#### Work instructions
Find and copy every line in the records that includes the string "også".

Data entries:
# # # #

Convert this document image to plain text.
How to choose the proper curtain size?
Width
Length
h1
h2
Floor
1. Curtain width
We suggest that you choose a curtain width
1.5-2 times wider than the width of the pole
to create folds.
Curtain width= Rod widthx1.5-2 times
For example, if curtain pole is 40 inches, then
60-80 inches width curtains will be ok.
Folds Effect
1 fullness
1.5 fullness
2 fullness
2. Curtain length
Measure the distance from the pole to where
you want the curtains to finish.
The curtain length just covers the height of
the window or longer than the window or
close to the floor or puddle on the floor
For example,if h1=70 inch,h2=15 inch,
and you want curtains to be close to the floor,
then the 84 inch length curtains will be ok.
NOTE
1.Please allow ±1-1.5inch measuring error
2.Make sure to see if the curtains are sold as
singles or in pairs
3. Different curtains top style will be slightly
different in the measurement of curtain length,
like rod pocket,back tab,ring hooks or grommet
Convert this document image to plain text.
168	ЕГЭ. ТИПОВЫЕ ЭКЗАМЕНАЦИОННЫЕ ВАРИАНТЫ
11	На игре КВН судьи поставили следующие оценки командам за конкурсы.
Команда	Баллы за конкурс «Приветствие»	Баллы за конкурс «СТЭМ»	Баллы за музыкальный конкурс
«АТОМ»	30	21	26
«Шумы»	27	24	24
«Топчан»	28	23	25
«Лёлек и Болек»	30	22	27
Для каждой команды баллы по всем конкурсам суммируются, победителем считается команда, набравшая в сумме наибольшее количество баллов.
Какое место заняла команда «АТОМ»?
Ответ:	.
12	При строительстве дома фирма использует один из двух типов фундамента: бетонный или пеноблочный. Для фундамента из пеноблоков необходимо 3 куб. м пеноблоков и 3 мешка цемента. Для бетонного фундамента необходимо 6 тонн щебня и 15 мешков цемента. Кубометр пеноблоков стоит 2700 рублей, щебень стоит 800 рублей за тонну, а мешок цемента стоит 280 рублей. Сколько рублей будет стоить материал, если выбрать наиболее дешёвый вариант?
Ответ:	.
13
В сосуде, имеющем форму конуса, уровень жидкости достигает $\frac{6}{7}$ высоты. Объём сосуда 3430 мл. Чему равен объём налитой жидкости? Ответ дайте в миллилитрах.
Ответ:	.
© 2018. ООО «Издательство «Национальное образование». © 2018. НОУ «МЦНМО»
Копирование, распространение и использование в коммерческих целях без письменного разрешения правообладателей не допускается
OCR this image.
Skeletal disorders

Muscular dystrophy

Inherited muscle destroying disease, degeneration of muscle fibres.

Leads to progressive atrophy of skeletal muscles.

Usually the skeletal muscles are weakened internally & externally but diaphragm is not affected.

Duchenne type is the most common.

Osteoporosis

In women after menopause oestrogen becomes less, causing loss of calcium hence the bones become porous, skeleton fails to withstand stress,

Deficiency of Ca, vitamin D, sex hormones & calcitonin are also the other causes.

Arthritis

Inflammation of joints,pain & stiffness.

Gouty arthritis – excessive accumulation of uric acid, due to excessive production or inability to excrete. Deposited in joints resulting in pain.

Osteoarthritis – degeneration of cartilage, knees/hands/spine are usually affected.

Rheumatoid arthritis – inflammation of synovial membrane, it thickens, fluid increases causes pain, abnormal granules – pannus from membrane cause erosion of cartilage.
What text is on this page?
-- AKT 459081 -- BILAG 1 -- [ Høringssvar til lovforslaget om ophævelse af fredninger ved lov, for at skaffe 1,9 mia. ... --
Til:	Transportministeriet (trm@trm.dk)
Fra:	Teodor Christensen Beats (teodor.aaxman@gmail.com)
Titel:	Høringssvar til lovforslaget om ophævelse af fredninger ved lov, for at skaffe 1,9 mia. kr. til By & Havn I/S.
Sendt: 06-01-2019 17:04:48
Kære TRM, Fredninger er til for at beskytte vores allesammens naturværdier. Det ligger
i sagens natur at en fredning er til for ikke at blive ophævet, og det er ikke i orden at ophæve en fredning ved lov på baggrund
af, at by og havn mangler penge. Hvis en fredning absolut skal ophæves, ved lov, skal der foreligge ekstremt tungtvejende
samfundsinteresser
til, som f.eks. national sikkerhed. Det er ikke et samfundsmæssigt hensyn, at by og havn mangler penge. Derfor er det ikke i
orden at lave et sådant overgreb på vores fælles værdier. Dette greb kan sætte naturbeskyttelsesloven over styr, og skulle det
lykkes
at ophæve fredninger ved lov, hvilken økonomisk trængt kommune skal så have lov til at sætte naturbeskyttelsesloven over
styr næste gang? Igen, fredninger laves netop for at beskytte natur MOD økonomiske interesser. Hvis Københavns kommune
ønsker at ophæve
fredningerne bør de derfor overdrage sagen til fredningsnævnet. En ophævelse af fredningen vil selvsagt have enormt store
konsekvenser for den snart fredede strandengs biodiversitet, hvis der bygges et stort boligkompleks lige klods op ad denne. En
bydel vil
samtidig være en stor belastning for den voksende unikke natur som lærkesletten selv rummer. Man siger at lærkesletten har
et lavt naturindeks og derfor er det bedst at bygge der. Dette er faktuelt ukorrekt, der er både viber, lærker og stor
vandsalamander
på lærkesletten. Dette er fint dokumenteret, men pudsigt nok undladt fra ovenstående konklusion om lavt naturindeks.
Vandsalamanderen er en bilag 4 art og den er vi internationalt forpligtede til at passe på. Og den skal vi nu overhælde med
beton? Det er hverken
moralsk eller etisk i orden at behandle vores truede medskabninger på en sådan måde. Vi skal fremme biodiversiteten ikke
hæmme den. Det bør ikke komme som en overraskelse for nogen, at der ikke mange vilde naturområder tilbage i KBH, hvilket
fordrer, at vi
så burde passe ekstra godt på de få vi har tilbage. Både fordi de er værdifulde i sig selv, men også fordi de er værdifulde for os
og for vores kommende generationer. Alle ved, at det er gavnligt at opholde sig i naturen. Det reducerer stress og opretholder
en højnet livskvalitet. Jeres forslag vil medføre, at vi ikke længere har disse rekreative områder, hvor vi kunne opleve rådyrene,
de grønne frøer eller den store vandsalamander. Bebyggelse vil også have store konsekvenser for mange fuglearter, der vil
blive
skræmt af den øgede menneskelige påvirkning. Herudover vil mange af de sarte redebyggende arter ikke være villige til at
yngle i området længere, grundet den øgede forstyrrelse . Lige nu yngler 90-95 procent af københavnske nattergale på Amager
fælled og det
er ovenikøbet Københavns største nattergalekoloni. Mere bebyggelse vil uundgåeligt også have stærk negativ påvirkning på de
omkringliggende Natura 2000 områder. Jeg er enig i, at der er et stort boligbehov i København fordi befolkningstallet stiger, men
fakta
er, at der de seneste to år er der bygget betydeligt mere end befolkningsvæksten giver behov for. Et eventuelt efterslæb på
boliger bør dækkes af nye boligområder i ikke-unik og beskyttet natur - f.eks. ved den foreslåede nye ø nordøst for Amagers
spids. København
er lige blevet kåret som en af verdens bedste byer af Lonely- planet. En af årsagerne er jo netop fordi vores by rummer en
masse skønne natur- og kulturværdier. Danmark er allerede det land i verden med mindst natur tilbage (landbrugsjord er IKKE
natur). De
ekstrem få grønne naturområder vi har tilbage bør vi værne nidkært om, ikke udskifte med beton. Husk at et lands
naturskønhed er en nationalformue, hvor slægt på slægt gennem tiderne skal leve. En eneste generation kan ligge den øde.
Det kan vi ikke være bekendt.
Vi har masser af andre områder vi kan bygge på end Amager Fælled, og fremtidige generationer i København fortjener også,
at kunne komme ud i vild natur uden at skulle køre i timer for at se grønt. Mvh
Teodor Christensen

# # # #

#### Task solution
så burde passe ekstra godt på de få vi har tilbage. Både fordi de er værdifulde i sig selv, men også fordi de er værdifulde for os
de grønne frøer eller den store vandsalamander. Bebyggelse vil også have store konsekvenser for mange fuglearter, der vil
er ovenikøbet Københavns største nattergalekoloni. Mere bebyggelse vil uundgåeligt også have stærk negativ påvirkning på de
Vi har masser af andre områder vi kan bygge på end Amager Fælled, og fremtidige generationer i København fortjener også,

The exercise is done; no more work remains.